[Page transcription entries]
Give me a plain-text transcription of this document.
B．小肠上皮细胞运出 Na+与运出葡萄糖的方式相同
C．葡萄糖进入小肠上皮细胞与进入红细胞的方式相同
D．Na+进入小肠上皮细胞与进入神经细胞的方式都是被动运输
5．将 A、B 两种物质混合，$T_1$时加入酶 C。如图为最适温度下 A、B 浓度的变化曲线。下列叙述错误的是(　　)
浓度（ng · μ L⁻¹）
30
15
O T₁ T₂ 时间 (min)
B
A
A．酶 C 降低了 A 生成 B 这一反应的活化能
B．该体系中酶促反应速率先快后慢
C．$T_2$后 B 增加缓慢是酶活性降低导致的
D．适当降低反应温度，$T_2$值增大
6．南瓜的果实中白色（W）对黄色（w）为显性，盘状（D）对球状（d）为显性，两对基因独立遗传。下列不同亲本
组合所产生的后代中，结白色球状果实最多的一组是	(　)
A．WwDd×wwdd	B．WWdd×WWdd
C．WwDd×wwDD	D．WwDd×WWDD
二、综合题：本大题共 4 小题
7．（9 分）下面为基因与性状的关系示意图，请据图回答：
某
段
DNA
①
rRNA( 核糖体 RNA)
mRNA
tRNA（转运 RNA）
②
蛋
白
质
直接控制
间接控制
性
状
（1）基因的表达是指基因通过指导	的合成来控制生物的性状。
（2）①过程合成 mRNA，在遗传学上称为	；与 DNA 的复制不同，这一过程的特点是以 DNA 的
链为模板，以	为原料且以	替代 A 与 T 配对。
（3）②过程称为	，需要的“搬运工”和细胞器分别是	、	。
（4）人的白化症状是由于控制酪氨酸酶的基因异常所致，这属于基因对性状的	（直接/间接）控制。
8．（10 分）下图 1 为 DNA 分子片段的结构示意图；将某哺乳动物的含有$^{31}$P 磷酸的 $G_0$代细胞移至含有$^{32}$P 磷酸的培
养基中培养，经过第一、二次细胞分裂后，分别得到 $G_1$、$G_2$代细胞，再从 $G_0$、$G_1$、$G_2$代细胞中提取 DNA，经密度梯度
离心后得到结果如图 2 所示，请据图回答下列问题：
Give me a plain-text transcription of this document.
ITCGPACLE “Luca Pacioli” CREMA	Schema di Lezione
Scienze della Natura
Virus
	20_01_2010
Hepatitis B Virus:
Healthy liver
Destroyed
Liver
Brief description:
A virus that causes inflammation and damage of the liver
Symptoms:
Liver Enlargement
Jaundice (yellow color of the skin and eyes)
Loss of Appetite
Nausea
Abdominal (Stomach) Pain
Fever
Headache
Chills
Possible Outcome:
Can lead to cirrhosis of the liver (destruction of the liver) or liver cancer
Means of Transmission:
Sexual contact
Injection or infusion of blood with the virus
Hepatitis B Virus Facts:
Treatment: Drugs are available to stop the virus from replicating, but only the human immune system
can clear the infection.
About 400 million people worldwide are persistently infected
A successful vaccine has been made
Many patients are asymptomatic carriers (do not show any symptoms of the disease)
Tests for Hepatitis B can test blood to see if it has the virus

Problem to solve:
Find the lines above holding the word "WwDd" and show them.

Answer to this problem:
A．WwDd×wwdd	B．WWdd×WWdd
C．WwDd×wwDD	D．WwDd×WWDD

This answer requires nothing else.